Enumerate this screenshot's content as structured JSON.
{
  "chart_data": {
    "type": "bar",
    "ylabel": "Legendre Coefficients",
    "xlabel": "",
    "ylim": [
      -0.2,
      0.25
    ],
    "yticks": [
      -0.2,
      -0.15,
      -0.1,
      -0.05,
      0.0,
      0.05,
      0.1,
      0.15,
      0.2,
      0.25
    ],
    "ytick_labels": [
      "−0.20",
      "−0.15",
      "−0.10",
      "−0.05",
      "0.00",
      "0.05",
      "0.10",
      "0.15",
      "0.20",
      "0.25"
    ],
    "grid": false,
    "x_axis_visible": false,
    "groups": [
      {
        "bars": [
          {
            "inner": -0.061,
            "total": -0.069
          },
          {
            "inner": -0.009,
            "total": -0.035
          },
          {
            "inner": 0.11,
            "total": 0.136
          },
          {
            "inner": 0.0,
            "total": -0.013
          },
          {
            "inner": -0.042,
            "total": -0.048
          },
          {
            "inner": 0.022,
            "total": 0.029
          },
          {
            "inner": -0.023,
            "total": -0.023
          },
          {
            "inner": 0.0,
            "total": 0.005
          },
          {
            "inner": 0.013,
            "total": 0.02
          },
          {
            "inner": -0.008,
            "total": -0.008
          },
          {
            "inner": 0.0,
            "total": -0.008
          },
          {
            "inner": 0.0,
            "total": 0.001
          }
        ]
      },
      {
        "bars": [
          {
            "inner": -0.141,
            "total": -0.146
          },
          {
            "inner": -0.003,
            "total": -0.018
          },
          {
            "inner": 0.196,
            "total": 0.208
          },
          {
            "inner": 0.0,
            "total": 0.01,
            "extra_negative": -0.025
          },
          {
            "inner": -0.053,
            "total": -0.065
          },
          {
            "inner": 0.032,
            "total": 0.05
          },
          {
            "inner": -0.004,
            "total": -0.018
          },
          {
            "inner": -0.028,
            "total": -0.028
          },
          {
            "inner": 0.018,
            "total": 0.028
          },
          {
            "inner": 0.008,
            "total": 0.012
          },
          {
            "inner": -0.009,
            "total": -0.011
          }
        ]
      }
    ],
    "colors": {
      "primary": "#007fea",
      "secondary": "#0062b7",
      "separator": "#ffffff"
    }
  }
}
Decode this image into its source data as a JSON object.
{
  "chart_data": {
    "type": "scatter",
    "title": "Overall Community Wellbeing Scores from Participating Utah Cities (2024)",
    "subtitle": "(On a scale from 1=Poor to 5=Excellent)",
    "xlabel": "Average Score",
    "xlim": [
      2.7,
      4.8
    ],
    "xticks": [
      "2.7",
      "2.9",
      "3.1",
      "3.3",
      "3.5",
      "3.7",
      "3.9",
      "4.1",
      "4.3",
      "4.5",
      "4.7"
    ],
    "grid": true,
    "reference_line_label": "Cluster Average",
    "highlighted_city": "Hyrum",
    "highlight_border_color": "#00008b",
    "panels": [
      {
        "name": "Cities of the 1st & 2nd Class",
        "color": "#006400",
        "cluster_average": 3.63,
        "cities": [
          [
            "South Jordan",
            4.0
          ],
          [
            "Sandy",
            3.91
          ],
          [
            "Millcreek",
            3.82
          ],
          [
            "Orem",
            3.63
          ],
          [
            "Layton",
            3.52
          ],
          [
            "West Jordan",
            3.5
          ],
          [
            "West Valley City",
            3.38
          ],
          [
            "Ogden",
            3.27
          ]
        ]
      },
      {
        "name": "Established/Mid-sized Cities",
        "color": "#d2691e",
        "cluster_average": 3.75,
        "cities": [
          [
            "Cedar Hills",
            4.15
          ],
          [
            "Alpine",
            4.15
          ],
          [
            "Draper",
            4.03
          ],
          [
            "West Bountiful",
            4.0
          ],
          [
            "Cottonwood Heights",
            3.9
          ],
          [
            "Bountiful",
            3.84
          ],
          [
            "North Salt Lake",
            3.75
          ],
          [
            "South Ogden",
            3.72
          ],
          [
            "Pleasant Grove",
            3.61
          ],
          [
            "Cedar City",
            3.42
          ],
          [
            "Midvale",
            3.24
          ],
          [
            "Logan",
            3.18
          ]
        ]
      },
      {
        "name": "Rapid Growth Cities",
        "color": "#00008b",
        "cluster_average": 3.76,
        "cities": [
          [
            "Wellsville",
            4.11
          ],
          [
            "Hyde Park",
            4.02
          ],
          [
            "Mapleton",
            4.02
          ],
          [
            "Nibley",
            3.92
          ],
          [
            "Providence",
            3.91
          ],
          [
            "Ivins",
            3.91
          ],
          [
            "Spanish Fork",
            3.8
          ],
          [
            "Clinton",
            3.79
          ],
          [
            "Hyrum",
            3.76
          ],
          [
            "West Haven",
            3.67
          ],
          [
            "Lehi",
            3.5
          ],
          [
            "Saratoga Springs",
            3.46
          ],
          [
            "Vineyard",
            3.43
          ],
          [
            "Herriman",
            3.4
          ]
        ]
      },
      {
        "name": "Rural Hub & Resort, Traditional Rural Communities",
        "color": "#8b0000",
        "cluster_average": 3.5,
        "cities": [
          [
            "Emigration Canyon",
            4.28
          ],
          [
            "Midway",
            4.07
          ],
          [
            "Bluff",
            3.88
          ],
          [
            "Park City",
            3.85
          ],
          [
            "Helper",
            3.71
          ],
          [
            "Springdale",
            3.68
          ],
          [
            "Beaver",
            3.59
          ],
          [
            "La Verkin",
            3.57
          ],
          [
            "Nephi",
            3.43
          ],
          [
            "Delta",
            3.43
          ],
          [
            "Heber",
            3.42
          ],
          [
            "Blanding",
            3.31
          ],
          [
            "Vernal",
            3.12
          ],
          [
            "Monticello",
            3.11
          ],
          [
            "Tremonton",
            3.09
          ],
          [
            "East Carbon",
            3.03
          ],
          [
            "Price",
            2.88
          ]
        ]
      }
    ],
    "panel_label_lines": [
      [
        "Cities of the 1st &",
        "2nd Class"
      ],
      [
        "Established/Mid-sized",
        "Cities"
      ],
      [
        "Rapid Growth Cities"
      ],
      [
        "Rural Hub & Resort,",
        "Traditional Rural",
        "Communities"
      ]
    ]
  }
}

◇ ◇ ◇ ◇

Exactly as written above, please repeat the entries.

= COMPLETE ANSWER =
Enumerate this screenshot's content as structured JSON.
{
  "chart_data": {
    "type": "bar",
    "ylabel": "Legendre Coefficients",
    "xlabel": "",
    "ylim": [
      -0.2,
      0.25
    ],
    "yticks": [
      -0.2,
      -0.15,
      -0.1,
      -0.05,
      0.0,
      0.05,
      0.1,
      0.15,
      0.2,
      0.25
    ],
    "ytick_labels": [
      "−0.20",
      "−0.15",
      "−0.10",
      "−0.05",
      "0.00",
      "0.05",
      "0.10",
      "0.15",
      "0.20",
      "0.25"
    ],
    "grid": false,
    "x_axis_visible": false,
    "groups": [
      {
        "bars": [
          {
            "inner": -0.061,
            "total": -0.069
          },
          {
            "inner": -0.009,
            "total": -0.035
          },
          {
            "inner": 0.11,
            "total": 0.136
          },
          {
            "inner": 0.0,
            "total": -0.013
          },
          {
            "inner": -0.042,
            "total": -0.048
          },
          {
            "inner": 0.022,
            "total": 0.029
          },
          {
            "inner": -0.023,
            "total": -0.023
          },
          {
            "inner": 0.0,
            "total": 0.005
          },
          {
            "inner": 0.013,
            "total": 0.02
          },
          {
            "inner": -0.008,
            "total": -0.008
          },
          {
            "inner": 0.0,
            "total": -0.008
          },
          {
            "inner": 0.0,
            "total": 0.001
          }
        ]
      },
      {
        "bars": [
          {
            "inner": -0.141,
            "total": -0.146
          },
          {
            "inner": -0.003,
            "total": -0.018
          },
          {
            "inner": 0.196,
            "total": 0.208
          },
          {
            "inner": 0.0,
            "total": 0.01,
            "extra_negative": -0.025
          },
          {
            "inner": -0.053,
            "total": -0.065
          },
          {
            "inner": 0.032,
            "total": 0.05
          },
          {
            "inner": -0.004,
            "total": -0.018
          },
          {
            "inner": -0.028,
            "total": -0.028
          },
          {
            "inner": 0.018,
            "total": 0.028
          },
          {
            "inner": 0.008,
            "total": 0.012
          },
          {
            "inner": -0.009,
            "total": -0.011
          }
        ]
      }
    ],
    "colors": {
      "primary": "#007fea",
      "secondary": "#0062b7",
      "separator": "#ffffff"
    }
  }
}
Decode this image into its source data as a JSON object.
{
  "chart_data": {
    "type": "scatter",
    "title": "Overall Community Wellbeing Scores from Participating Utah Cities (2024)",
    "subtitle": "(On a scale from 1=Poor to 5=Excellent)",
    "xlabel": "Average Score",
    "xlim": [
      2.7,
      4.8
    ],
    "xticks": [
      "2.7",
      "2.9",
      "3.1",
      "3.3",
      "3.5",
      "3.7",
      "3.9",
      "4.1",
      "4.3",
      "4.5",
      "4.7"
    ],
    "grid": true,
    "reference_line_label": "Cluster Average",
    "highlighted_city": "Hyrum",
    "highlight_border_color": "#00008b",
    "panels": [
      {
        "name": "Cities of the 1st & 2nd Class",
        "color": "#006400",
        "cluster_average": 3.63,
        "cities": [
          [
            "South Jordan",
            4.0
          ],
          [
            "Sandy",
            3.91
          ],
          [
            "Millcreek",
            3.82
          ],
          [
            "Orem",
            3.63
          ],
          [
            "Layton",
            3.52
          ],
          [
            "West Jordan",
            3.5
          ],
          [
            "West Valley City",
            3.38
          ],
          [
            "Ogden",
            3.27
          ]
        ]
      },
      {
        "name": "Established/Mid-sized Cities",
        "color": "#d2691e",
        "cluster_average": 3.75,
        "cities": [
          [
            "Cedar Hills",
            4.15
          ],
          [
            "Alpine",
            4.15
          ],
          [
            "Draper",
            4.03
          ],
          [
            "West Bountiful",
            4.0
          ],
          [
            "Cottonwood Heights",
            3.9
          ],
          [
            "Bountiful",
            3.84
          ],
          [
            "North Salt Lake",
            3.75
          ],
          [
            "South Ogden",
            3.72
          ],
          [
            "Pleasant Grove",
            3.61
          ],
          [
            "Cedar City",
            3.42
          ],
          [
            "Midvale",
            3.24
          ],
          [
            "Logan",
            3.18
          ]
        ]
      },
      {
        "name": "Rapid Growth Cities",
        "color": "#00008b",
        "cluster_average": 3.76,
        "cities": [
          [
            "Wellsville",
            4.11
          ],
          [
            "Hyde Park",
            4.02
          ],
          [
            "Mapleton",
            4.02
          ],
          [
            "Nibley",
            3.92
          ],
          [
            "Providence",
            3.91
          ],
          [
            "Ivins",
            3.91
          ],
          [
            "Spanish Fork",
            3.8
          ],
          [
            "Clinton",
            3.79
          ],
          [
            "Hyrum",
            3.76
          ],
          [
            "West Haven",
            3.67
          ],
          [
            "Lehi",
            3.5
          ],
          [
            "Saratoga Springs",
            3.46
          ],
          [
            "Vineyard",
            3.43
          ],
          [
            "Herriman",
            3.4
          ]
        ]
      },
      {
        "name": "Rural Hub & Resort, Traditional Rural Communities",
        "color": "#8b0000",
        "cluster_average": 3.5,
        "cities": [
          [
            "Emigration Canyon",
            4.28
          ],
          [
            "Midway",
            4.07
          ],
          [
            "Bluff",
            3.88
          ],
          [
            "Park City",
            3.85
          ],
          [
            "Helper",
            3.71
          ],
          [
            "Springdale",
            3.68
          ],
          [
            "Beaver",
            3.59
          ],
          [
            "La Verkin",
            3.57
          ],
          [
            "Nephi",
            3.43
          ],
          [
            "Delta",
            3.43
          ],
          [
            "Heber",
            3.42
          ],
          [
            "Blanding",
            3.31
          ],
          [
            "Vernal",
            3.12
          ],
          [
            "Monticello",
            3.11
          ],
          [
            "Tremonton",
            3.09
          ],
          [
            "East Carbon",
            3.03
          ],
          [
            "Price",
            2.88
          ]
        ]
      }
    ],
    "panel_label_lines": [
      [
        "Cities of the 1st &",
        "2nd Class"
      ],
      [
        "Established/Mid-sized",
        "Cities"
      ],
      [
        "Rapid Growth Cities"
      ],
      [
        "Rural Hub & Resort,",
        "Traditional Rural",
        "Communities"
      ]
    ]
  }
}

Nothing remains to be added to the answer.